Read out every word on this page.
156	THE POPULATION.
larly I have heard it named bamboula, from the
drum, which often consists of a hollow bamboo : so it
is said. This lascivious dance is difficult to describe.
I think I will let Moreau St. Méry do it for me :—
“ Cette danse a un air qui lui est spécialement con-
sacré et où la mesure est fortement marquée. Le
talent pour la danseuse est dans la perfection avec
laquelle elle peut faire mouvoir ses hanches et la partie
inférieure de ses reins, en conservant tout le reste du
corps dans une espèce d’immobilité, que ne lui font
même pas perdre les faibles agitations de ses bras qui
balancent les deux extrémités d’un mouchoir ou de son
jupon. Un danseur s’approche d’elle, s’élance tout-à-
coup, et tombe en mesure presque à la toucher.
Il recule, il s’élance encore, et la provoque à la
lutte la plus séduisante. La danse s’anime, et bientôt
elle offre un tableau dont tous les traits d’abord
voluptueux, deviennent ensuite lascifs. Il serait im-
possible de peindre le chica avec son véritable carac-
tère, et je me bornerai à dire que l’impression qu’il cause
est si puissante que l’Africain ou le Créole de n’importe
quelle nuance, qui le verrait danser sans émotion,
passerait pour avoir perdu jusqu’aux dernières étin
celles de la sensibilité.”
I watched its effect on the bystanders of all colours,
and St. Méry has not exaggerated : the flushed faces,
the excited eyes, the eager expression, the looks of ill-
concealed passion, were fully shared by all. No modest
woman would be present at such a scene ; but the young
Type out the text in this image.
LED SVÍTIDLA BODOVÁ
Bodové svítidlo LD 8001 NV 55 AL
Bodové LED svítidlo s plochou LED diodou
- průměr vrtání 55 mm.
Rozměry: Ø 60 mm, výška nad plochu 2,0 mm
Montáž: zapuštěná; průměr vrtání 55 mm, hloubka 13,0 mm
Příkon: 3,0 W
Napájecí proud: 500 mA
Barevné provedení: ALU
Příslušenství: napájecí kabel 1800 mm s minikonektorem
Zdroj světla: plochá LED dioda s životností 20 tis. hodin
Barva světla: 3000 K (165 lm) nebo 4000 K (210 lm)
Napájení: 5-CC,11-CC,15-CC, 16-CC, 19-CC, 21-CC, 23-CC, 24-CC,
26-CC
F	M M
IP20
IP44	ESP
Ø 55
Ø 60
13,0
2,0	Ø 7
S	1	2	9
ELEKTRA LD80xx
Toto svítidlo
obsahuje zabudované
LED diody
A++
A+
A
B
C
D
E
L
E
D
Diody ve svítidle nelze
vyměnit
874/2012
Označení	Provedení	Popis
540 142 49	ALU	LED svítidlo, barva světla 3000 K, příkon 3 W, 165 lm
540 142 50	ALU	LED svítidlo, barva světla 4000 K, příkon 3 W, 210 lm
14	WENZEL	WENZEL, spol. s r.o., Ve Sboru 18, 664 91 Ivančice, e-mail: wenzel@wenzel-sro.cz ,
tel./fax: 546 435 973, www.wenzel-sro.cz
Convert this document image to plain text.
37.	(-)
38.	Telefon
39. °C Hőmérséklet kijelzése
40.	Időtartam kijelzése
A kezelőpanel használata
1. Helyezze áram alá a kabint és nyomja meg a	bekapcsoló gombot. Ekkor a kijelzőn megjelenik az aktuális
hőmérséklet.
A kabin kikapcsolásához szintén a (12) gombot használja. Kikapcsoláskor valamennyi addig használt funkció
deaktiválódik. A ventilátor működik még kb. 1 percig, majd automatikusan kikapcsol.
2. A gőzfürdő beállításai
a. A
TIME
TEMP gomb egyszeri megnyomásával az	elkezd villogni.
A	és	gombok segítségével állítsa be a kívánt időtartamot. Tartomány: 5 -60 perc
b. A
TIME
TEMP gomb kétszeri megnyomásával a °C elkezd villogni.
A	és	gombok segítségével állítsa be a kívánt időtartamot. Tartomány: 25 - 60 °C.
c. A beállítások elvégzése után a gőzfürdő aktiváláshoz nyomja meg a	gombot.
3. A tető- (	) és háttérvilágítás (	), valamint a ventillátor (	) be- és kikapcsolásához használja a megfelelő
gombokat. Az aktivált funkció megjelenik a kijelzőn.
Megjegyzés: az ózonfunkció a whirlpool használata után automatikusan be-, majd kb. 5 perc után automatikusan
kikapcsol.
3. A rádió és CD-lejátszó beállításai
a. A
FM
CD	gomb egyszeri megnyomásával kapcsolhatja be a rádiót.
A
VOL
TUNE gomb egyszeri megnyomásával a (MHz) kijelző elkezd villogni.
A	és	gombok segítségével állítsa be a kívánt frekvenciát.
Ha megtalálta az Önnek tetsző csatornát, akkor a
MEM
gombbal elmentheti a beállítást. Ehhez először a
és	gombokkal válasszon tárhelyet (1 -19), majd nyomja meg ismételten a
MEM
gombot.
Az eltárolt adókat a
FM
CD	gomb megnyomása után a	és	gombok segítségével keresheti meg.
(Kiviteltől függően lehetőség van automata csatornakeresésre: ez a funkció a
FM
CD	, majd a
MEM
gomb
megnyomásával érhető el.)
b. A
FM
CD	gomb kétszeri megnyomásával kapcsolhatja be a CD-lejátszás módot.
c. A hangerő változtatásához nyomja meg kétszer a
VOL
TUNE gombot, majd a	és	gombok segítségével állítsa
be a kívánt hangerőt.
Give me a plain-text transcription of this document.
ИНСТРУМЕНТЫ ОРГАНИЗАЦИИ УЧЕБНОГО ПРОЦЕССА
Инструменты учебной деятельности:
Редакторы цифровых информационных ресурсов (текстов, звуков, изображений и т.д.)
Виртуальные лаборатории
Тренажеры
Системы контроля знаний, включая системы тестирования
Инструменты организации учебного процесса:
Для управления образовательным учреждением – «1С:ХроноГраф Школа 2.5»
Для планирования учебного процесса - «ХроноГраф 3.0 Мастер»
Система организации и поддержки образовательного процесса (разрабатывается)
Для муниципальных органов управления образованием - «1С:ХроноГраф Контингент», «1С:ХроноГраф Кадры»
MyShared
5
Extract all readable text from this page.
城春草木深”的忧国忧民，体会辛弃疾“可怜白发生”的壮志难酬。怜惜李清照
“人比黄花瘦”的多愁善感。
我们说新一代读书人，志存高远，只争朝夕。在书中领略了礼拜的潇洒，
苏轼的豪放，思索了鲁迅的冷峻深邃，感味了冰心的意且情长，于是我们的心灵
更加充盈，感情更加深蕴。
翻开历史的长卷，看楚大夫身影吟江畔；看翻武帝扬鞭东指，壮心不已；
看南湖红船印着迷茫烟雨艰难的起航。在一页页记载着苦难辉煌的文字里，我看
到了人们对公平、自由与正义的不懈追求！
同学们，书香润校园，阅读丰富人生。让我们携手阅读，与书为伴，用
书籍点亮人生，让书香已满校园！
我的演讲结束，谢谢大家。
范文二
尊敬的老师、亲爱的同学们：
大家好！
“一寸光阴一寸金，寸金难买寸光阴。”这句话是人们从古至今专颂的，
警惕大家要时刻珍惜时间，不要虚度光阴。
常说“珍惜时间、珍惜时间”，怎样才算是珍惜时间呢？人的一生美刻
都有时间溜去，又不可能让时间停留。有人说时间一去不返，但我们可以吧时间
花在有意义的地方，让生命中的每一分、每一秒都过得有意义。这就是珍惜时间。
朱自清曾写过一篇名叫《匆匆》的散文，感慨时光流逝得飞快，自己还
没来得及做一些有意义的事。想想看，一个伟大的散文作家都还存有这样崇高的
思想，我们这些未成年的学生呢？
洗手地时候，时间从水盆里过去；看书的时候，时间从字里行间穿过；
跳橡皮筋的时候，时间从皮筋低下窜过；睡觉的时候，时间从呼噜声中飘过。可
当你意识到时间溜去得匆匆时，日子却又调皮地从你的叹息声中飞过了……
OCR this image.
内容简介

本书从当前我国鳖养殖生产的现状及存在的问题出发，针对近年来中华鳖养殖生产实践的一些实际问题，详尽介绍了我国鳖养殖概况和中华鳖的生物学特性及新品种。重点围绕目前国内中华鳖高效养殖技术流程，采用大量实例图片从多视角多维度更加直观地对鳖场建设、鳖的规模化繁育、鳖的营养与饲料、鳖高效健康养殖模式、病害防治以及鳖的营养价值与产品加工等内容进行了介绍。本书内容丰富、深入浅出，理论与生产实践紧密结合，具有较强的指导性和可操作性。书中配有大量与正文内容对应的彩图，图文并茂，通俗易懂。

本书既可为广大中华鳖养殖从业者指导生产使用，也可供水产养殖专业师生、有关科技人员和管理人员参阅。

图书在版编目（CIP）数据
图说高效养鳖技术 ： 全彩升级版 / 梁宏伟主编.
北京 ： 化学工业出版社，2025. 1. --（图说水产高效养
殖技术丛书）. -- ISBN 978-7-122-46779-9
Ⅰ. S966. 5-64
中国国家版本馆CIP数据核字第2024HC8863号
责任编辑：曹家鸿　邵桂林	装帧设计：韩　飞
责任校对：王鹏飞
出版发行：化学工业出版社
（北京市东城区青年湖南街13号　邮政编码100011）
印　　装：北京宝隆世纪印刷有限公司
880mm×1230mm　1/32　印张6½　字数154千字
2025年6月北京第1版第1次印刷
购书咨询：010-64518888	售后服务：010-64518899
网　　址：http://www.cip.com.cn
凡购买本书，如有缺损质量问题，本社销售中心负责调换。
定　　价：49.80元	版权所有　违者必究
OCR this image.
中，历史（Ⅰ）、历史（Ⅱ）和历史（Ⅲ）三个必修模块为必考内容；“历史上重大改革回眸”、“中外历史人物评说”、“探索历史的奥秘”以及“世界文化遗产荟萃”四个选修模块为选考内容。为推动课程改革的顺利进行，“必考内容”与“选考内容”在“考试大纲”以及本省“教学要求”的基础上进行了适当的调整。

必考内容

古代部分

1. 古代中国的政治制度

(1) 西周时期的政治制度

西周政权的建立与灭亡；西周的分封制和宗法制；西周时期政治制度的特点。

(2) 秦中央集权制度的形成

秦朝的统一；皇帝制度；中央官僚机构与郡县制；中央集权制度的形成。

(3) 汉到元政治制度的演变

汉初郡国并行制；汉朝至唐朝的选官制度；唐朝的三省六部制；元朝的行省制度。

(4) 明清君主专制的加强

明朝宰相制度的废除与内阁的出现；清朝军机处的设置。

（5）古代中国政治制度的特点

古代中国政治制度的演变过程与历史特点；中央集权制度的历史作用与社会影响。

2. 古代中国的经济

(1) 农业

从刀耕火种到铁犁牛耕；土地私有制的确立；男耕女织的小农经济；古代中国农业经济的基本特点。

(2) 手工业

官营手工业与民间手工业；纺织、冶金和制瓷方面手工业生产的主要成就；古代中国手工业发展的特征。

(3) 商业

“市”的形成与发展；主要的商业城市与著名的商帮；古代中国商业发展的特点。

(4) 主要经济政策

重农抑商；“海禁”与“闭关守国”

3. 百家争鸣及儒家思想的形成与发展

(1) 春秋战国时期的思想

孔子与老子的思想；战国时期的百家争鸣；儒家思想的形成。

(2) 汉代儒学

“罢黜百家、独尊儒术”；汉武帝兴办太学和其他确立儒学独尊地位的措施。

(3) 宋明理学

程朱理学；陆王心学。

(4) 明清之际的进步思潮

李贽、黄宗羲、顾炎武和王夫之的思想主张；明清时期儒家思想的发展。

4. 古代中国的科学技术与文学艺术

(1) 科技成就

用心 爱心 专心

___

Pick out the lines that have the word "plain". Copy them all.

Convert this document image to plain text.
Give me a plain-text transcription of this document.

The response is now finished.